### PROBLEM TO SOLVE
Check every line below for the word "active" and copy the ones that have it.

[START GIVEN DATA]

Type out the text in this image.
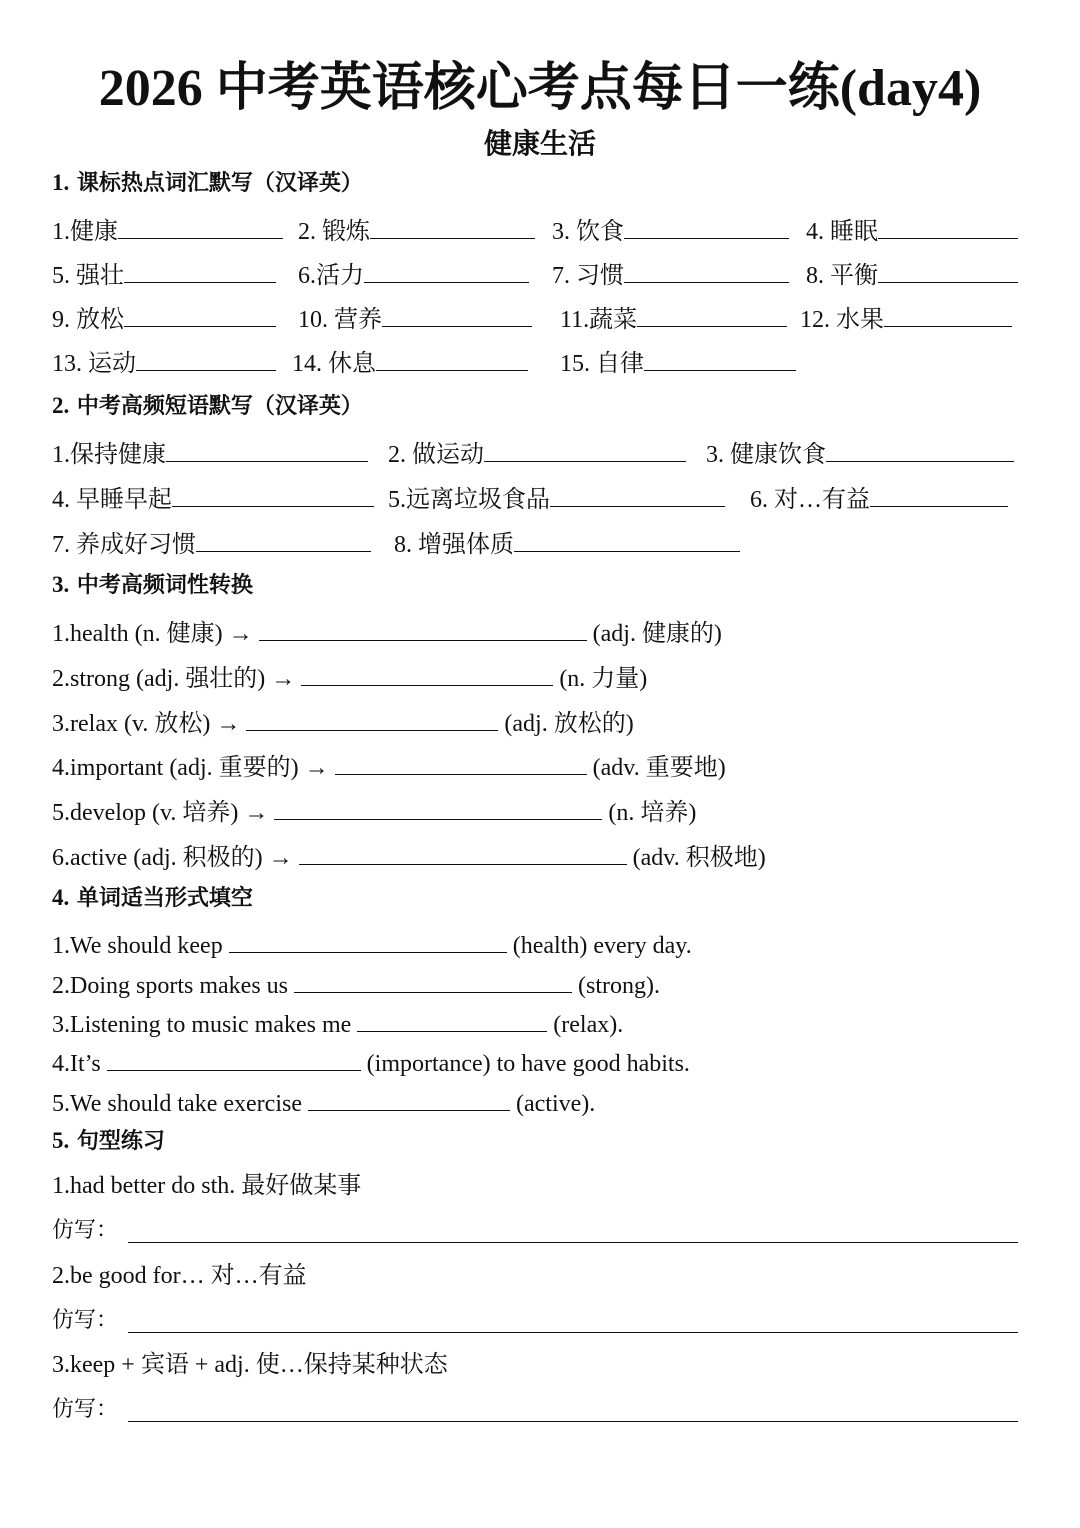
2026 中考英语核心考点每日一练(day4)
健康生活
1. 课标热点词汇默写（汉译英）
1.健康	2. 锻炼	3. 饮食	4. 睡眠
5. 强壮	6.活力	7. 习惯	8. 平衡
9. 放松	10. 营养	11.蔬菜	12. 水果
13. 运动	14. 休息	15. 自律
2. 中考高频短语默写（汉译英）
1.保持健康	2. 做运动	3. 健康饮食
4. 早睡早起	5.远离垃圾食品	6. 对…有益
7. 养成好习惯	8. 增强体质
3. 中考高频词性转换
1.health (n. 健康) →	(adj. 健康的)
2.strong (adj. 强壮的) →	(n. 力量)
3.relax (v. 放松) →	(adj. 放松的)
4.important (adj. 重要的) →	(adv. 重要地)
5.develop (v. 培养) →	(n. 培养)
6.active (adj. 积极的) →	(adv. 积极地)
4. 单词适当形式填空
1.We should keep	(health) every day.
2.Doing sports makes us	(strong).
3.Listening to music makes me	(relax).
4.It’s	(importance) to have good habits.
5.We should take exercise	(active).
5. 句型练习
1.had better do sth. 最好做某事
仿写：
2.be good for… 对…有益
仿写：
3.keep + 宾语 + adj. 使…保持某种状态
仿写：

[END GIVEN DATA]

### THE COMPLETED TASK
6.active (adj. 积极的) →	(adv. 积极地)
5.We should take exercise	(active).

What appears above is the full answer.